Copy out, exactly as written, only the line containing "What text is on this page?" and the lines after it through the end of the records.

[Data entries]

►

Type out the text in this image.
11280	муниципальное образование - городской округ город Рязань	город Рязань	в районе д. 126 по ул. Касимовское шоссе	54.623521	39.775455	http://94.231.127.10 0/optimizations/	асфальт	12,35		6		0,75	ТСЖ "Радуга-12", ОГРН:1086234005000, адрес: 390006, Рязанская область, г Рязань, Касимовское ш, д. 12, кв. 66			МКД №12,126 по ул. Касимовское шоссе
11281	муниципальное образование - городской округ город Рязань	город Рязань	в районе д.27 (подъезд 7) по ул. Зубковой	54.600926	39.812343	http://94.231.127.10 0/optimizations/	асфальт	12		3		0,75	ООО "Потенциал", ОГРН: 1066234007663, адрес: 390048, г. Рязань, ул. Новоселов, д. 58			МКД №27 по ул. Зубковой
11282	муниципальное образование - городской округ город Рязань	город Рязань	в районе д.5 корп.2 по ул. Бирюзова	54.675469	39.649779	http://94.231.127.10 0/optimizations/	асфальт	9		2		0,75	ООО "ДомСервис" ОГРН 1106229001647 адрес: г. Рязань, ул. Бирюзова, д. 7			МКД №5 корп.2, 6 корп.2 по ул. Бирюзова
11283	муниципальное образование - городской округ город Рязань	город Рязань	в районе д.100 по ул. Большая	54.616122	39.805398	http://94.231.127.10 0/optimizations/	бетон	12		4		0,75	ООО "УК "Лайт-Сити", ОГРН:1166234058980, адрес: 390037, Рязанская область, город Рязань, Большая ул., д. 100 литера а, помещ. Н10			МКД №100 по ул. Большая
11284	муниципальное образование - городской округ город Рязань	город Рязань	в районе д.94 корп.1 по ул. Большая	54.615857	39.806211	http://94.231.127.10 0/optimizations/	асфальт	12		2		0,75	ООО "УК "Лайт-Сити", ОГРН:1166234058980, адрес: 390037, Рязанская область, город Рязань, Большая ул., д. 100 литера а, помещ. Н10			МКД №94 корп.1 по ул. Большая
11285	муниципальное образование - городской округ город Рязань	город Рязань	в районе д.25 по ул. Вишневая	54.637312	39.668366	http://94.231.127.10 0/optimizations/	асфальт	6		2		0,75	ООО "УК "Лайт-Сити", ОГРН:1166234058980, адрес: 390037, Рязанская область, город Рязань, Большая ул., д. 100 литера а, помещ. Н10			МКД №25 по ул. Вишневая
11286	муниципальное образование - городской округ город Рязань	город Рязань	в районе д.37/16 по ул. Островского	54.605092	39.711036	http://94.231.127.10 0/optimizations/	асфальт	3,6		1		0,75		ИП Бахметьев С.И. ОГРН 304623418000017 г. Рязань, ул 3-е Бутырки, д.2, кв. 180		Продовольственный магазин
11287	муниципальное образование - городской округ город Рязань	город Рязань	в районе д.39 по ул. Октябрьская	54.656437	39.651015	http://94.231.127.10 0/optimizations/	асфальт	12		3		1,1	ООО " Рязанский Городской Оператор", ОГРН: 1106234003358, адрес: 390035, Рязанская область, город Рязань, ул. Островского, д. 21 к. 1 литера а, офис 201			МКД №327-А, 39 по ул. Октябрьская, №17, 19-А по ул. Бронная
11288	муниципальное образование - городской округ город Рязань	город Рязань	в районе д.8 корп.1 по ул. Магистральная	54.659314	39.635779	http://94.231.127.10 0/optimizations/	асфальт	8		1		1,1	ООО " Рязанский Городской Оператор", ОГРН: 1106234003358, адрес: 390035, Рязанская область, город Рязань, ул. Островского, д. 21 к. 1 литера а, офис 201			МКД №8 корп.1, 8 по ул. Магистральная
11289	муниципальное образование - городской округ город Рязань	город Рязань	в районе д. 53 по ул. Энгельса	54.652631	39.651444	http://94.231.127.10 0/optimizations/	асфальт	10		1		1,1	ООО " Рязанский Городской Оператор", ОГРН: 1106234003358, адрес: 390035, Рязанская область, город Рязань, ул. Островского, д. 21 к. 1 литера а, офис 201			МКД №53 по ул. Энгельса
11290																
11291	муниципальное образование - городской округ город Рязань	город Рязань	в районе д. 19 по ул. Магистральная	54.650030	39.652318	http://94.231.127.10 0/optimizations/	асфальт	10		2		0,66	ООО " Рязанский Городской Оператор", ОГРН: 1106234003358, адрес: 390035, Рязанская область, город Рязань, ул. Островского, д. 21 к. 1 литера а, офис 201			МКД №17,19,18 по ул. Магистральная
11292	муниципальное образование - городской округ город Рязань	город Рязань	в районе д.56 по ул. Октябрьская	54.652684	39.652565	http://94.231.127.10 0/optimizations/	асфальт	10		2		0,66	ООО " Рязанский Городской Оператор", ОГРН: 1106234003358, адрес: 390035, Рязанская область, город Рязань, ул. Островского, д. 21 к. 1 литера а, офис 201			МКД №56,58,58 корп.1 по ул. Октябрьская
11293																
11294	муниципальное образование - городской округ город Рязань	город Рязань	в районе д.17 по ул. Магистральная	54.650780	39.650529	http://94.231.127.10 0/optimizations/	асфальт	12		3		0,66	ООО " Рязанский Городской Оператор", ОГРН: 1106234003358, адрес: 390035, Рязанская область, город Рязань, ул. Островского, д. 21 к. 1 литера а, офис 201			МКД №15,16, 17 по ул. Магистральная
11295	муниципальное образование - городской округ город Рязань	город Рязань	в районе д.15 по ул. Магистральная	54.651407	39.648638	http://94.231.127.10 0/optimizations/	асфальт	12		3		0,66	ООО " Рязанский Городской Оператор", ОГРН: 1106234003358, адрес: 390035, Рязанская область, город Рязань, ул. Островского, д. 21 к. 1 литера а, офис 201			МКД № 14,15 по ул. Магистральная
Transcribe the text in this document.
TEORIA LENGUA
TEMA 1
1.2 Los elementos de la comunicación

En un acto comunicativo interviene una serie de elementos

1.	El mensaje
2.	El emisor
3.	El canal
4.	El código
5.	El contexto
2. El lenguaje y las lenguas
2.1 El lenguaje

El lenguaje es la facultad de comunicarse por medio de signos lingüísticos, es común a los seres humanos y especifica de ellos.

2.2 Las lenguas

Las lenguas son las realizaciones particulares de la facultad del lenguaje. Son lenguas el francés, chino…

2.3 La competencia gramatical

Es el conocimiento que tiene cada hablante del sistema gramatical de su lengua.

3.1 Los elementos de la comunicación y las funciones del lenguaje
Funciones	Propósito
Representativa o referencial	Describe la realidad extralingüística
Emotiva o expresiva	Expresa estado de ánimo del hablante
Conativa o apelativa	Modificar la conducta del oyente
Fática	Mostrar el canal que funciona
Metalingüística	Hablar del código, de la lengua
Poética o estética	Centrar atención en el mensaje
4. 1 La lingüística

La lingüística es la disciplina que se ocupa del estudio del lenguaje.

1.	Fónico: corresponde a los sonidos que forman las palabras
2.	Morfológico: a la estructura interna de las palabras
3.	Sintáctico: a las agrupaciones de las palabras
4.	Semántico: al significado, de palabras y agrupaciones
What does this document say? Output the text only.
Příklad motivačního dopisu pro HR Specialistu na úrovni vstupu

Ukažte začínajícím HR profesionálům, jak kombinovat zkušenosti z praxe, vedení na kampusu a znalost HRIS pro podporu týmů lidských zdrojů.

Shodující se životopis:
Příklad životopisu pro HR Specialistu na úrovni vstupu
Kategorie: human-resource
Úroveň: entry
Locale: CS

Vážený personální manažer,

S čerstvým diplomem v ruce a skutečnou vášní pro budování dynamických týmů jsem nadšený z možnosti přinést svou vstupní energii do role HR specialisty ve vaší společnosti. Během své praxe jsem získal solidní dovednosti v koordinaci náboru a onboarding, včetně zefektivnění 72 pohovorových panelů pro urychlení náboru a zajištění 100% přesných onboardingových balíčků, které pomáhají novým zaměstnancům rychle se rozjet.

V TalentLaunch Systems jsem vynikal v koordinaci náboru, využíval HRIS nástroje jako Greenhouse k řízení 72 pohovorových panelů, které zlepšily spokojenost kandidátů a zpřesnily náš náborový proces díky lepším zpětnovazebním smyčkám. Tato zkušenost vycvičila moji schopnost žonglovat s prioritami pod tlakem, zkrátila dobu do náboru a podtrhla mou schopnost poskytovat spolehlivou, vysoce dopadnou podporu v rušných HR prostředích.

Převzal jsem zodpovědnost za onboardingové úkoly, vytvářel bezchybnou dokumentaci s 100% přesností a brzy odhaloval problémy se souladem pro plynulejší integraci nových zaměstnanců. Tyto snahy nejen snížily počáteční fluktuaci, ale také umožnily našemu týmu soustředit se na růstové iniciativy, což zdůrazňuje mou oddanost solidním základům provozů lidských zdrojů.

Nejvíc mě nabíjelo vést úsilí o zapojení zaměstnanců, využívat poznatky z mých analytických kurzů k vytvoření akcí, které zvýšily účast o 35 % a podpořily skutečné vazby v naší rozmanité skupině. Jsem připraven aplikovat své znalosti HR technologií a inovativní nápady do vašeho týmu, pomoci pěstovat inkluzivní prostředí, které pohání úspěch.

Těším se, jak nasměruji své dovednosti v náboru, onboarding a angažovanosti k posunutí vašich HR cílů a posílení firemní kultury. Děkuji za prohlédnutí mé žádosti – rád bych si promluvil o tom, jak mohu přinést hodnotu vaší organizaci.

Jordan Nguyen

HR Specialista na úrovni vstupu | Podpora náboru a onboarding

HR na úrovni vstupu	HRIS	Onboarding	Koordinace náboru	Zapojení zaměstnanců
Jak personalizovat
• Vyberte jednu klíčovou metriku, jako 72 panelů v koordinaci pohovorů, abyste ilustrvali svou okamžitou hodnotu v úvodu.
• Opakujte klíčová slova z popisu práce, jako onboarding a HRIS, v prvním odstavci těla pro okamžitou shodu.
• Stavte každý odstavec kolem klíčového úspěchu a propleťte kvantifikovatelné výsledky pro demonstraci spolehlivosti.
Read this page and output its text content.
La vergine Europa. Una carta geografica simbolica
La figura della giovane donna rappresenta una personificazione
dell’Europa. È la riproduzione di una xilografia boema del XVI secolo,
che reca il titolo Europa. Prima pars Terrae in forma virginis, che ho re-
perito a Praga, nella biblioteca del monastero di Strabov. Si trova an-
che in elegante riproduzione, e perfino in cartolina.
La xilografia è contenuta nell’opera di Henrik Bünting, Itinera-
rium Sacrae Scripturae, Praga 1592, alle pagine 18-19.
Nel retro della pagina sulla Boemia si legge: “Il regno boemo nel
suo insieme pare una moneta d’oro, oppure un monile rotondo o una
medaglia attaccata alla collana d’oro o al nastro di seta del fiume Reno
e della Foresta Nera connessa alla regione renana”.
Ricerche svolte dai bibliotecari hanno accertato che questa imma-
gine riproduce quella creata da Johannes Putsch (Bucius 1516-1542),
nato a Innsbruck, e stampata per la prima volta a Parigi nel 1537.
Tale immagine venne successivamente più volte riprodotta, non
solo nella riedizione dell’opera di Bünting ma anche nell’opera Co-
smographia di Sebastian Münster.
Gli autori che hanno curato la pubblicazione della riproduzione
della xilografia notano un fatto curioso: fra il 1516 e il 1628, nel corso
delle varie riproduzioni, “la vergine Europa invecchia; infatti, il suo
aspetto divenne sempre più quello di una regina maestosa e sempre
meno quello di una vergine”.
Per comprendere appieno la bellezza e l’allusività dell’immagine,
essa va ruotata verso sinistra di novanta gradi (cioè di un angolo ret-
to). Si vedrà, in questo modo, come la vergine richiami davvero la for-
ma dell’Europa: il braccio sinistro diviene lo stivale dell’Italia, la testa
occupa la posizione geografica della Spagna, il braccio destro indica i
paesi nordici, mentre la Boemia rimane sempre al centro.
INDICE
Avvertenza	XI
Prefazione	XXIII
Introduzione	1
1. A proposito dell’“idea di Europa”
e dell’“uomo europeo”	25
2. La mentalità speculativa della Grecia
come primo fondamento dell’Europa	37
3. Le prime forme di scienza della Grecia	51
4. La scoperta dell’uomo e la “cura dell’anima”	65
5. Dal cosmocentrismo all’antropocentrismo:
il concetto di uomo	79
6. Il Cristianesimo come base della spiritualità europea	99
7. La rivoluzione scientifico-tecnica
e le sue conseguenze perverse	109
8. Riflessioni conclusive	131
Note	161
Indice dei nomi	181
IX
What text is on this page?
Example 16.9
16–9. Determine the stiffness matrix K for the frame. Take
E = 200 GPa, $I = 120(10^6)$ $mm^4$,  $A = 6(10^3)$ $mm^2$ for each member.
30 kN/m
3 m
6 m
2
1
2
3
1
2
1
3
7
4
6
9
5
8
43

◄

• _Full output_:
What text is on this page?
Example 16.9
16–9. Determine the stiffness matrix K for the frame. Take
E = 200 GPa, $I = 120(10^6)$ $mm^4$,  $A = 6(10^3)$ $mm^2$ for each member.
30 kN/m
3 m
6 m
2
1
2
3
1
2
1
3
7
4
6
9
5
8
43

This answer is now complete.